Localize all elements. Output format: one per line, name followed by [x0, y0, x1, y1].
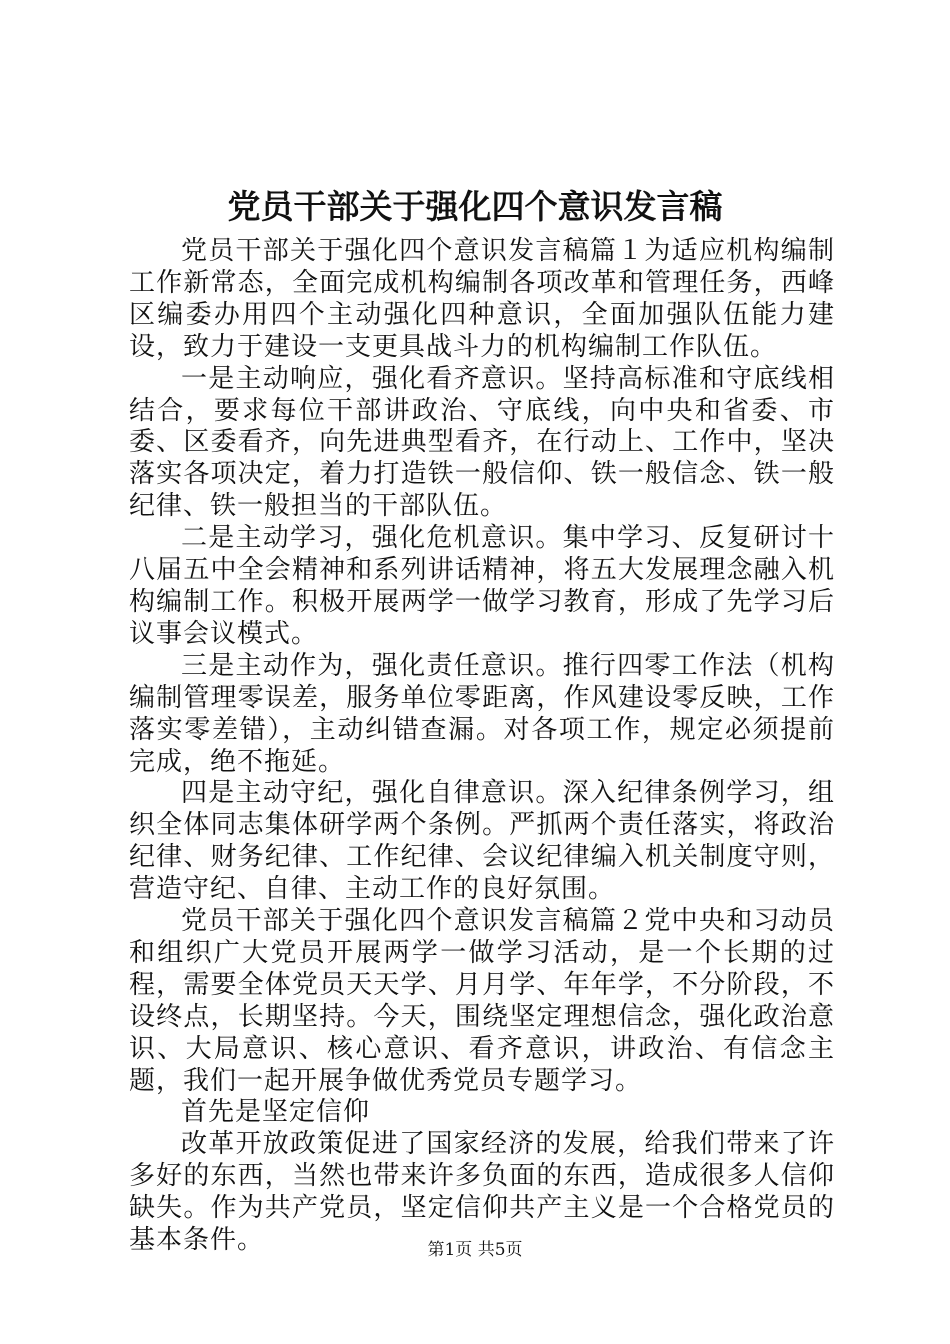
paragraph: 四是主动守纪，强化自律意识。深入纪律条例学习，组织全体同志集体研学两个条例。严抓两个责任落实，将政治纪律、财务纪律、工作纪律、会议纪律编入机关制度守则，营造守纪、自律、主动工作的良好氛围。 [129, 778, 835, 905]
page-footer: 第1页 共5页 [427, 1240, 523, 1260]
document-title: 党员干部关于强化四个意识发言稿 [227, 187, 723, 226]
paragraph: 二是主动学习，强化危机意识。集中学习、反复研讨十八届五中全会精神和系列讲话精神，将五大发展理念融入机构编制工作。积极开展两学一做学习教育，形成了先学习后议事会议模式。 [129, 523, 835, 649]
document-body [129, 236, 835, 1257]
paragraph: 党员干部关于强化四个意识发言稿篇１为适应机构编制工作新常态，全面完成机构编制各项改革和管理任务，西峰区编委办用四个主动强化四种意识，全面加强队伍能力建设，致力于建设一支更具战斗力的机构编制工作队伍。 [129, 236, 835, 362]
section-heading: 首先是坚定信仰 [181, 1097, 371, 1128]
paragraph: 改革开放政策促进了国家经济的发展，给我们带来了许多好的东西，当然也带来许多负面的东西，造成很多人信仰缺失。作为共产党员，坚定信仰共产主义是一个合格党员的基本条件。 [129, 1129, 835, 1256]
paragraph: 党员干部关于强化四个意识发言稿篇２党中央和习动员和组织广大党员开展两学一做学习活动，是一个长期的过程，需要全体党员天天学、月月学、年年学，不分阶段，不设终点，长期坚持。今天，围绕坚定理想信念，强化政治意识、大局意识、核心意识、看齐意识，讲政治、有信念主题，我们一起开展争做优秀党员专题学习。 [129, 906, 835, 1096]
paragraph: 三是主动作为，强化责任意识。推行四零工作法（机构编制管理零误差，服务单位零距离，作风建设零反映，工作落实零差错），主动纠错查漏。对各项工作，规定必须提前完成，绝不拖延。 [129, 650, 835, 777]
paragraph: 一是主动响应，强化看齐意识。坚持高标准和守底线相结合，要求每位干部讲政治、守底线，向中央和省委、市委、区委看齐，向先进典型看齐，在行动上、工作中，坚决落实各项决定，着力打造铁一般信仰、铁一般信念、铁一般纪律、铁一般担当的干部队伍。 [129, 363, 835, 522]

What is expected —
Change every "paragraph" in the lines above to "text-block", leaving all other content unchanged. Omit the picture from your output.

Solved exercise —
Localize all elements. Output format: one per line, name followed by [x0, y0, x1, y1].
text-block: 四是主动守纪，强化自律意识。深入纪律条例学习，组织全体同志集体研学两个条例。严抓两个责任落实，将政治纪律、财务纪律、工作纪律、会议纪律编入机关制度守则，营造守纪、自律、主动工作的良好氛围。 [129, 778, 835, 905]
page-footer: 第1页 共5页 [427, 1240, 523, 1260]
document-title: 党员干部关于强化四个意识发言稿 [227, 187, 723, 226]
text-block: 二是主动学习，强化危机意识。集中学习、反复研讨十八届五中全会精神和系列讲话精神，将五大发展理念融入机构编制工作。积极开展两学一做学习教育，形成了先学习后议事会议模式。 [129, 523, 835, 649]
document-body [129, 236, 835, 1257]
text-block: 党员干部关于强化四个意识发言稿篇１为适应机构编制工作新常态，全面完成机构编制各项改革和管理任务，西峰区编委办用四个主动强化四种意识，全面加强队伍能力建设，致力于建设一支更具战斗力的机构编制工作队伍。 [129, 236, 835, 362]
section-heading: 首先是坚定信仰 [181, 1097, 371, 1128]
text-block: 改革开放政策促进了国家经济的发展，给我们带来了许多好的东西，当然也带来许多负面的东西，造成很多人信仰缺失。作为共产党员，坚定信仰共产主义是一个合格党员的基本条件。 [129, 1129, 835, 1256]
text-block: 党员干部关于强化四个意识发言稿篇２党中央和习动员和组织广大党员开展两学一做学习活动，是一个长期的过程，需要全体党员天天学、月月学、年年学，不分阶段，不设终点，长期坚持。今天，围绕坚定理想信念，强化政治意识、大局意识、核心意识、看齐意识，讲政治、有信念主题，我们一起开展争做优秀党员专题学习。 [129, 906, 835, 1096]
text-block: 三是主动作为，强化责任意识。推行四零工作法（机构编制管理零误差，服务单位零距离，作风建设零反映，工作落实零差错），主动纠错查漏。对各项工作，规定必须提前完成，绝不拖延。 [129, 650, 835, 777]
text-block: 一是主动响应，强化看齐意识。坚持高标准和守底线相结合，要求每位干部讲政治、守底线，向中央和省委、市委、区委看齐，向先进典型看齐，在行动上、工作中，坚决落实各项决定，着力打造铁一般信仰、铁一般信念、铁一般纪律、铁一般担当的干部队伍。 [129, 363, 835, 522]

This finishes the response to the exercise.